In the listing below, locate the lines bearing the word "Iltarastit". Copy every one of them.

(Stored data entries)
------------------------------
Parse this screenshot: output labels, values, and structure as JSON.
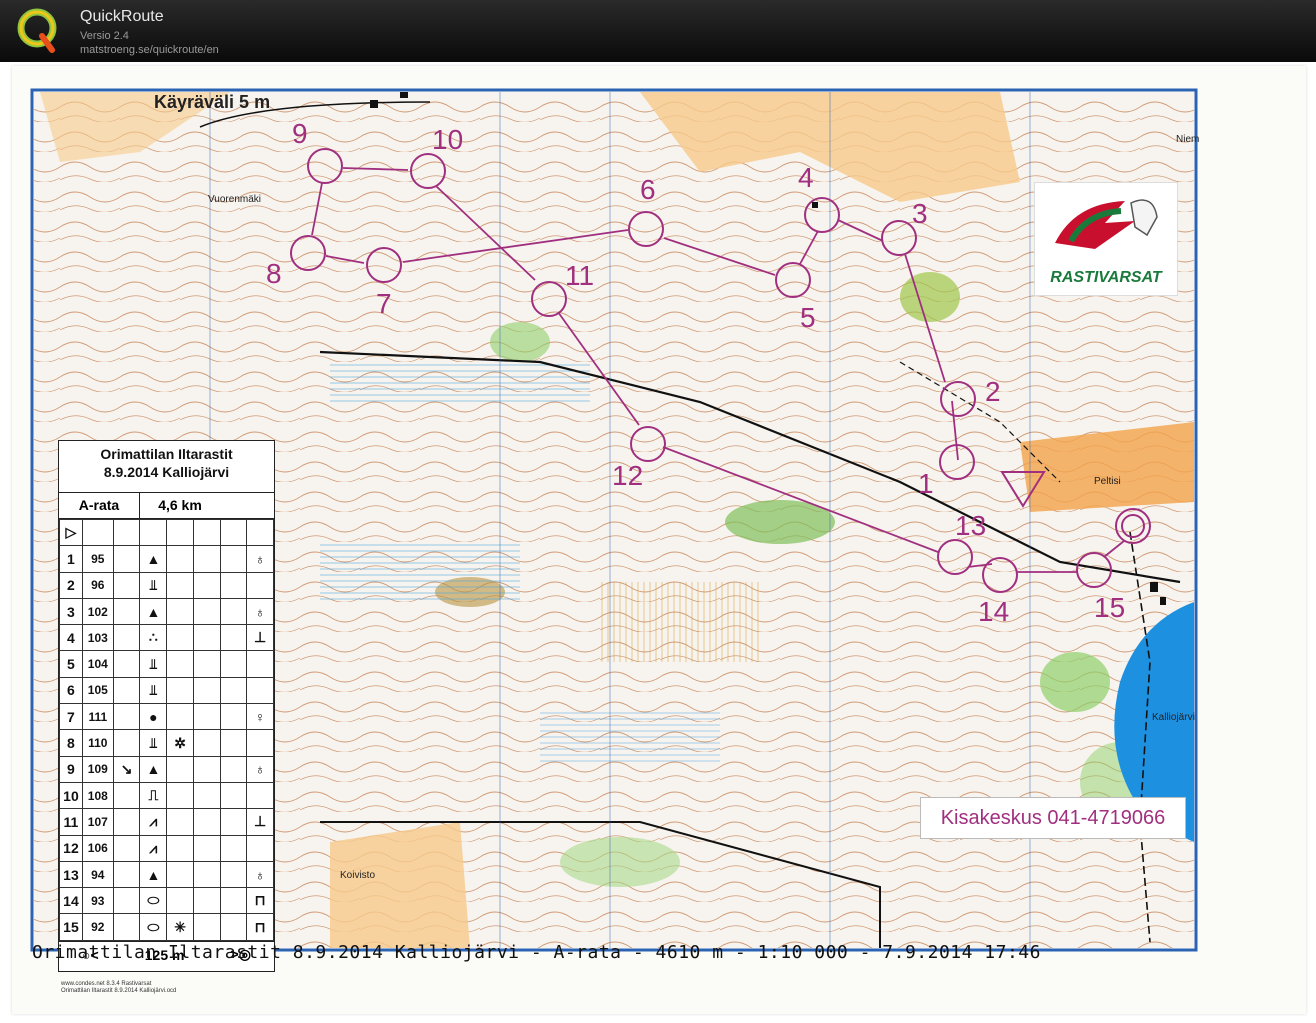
{
  "app": {
    "title": "QuickRoute",
    "version": "Versio 2.4",
    "url": "matstroeng.se/quickroute/en"
  },
  "map": {
    "contour_label": "Käyräväli 5 m",
    "brand": "RASTIVARSAT",
    "hq_label": "Kisakeskus 041-4719066",
    "place_labels": [
      "Vuorenmäki",
      "Koivisto",
      "Peltisi",
      "Kalliojärvi",
      "Niem"
    ],
    "caption": "Orimattilan Iltarastit 8.9.2014 Kalliojärvi - A-rata - 4610 m - 1:10 000 - 7.9.2014 17:46"
  },
  "controls": [
    {
      "n": "1"
    },
    {
      "n": "2"
    },
    {
      "n": "3"
    },
    {
      "n": "4"
    },
    {
      "n": "5"
    },
    {
      "n": "6"
    },
    {
      "n": "7"
    },
    {
      "n": "8"
    },
    {
      "n": "9"
    },
    {
      "n": "10"
    },
    {
      "n": "11"
    },
    {
      "n": "12"
    },
    {
      "n": "13"
    },
    {
      "n": "14"
    },
    {
      "n": "15"
    }
  ],
  "legend": {
    "event_line1": "Orimattilan Iltarastit",
    "event_line2": "8.9.2014 Kalliojärvi",
    "course_name": "A-rata",
    "course_length": "4,6 km",
    "start_symbol": "▷",
    "rows": [
      {
        "num": "1",
        "code": "95",
        "c": "",
        "d": "▲",
        "e": "",
        "h": "♁"
      },
      {
        "num": "2",
        "code": "96",
        "c": "",
        "d": "⫫",
        "e": "",
        "h": ""
      },
      {
        "num": "3",
        "code": "102",
        "c": "",
        "d": "▲",
        "e": "",
        "h": "♁"
      },
      {
        "num": "4",
        "code": "103",
        "c": "",
        "d": "∴",
        "e": "",
        "h": "⊥"
      },
      {
        "num": "5",
        "code": "104",
        "c": "",
        "d": "⫫",
        "e": "",
        "h": ""
      },
      {
        "num": "6",
        "code": "105",
        "c": "",
        "d": "⫫",
        "e": "",
        "h": ""
      },
      {
        "num": "7",
        "code": "111",
        "c": "",
        "d": "●",
        "e": "",
        "h": "♀"
      },
      {
        "num": "8",
        "code": "110",
        "c": "",
        "d": "⫫",
        "e": "✲",
        "h": ""
      },
      {
        "num": "9",
        "code": "109",
        "c": "↘",
        "d": "▲",
        "e": "",
        "h": "♁"
      },
      {
        "num": "10",
        "code": "108",
        "c": "",
        "d": "⎍",
        "e": "",
        "h": ""
      },
      {
        "num": "11",
        "code": "107",
        "c": "",
        "d": "⩘",
        "e": "",
        "h": "⊥"
      },
      {
        "num": "12",
        "code": "106",
        "c": "",
        "d": "⩘",
        "e": "",
        "h": ""
      },
      {
        "num": "13",
        "code": "94",
        "c": "",
        "d": "▲",
        "e": "",
        "h": "♁"
      },
      {
        "num": "14",
        "code": "93",
        "c": "",
        "d": "⬭",
        "e": "",
        "h": "⊓"
      },
      {
        "num": "15",
        "code": "92",
        "c": "",
        "d": "⬭",
        "e": "✳",
        "h": "⊓"
      }
    ],
    "finish_left": "○<",
    "finish_distance": "125 m",
    "finish_right": ">◎",
    "credits_line1": "www.condes.net 8.3.4 Rastivarsat",
    "credits_line2": "Orimattilan Iltarastit 8.9.2014 Kalliojärvi.ocd"
  },
  "colors": {
    "course": "#a0307f",
    "contour": "#b9643a",
    "water": "#3fa0e0",
    "open": "#f2b86a",
    "forest_green": "#8fcf6a"
  }
}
------------------------------
* Problem solution *
    "caption": "Orimattilan Iltarastit 8.9.2014 Kalliojärvi - A-rata - 4610 m - 1:10 000 - 7.9.2014 17:46"
    "event_line1": "Orimattilan Iltarastit",
    "credits_line2": "Orimattilan Iltarastit 8.9.2014 Kalliojärvi.ocd"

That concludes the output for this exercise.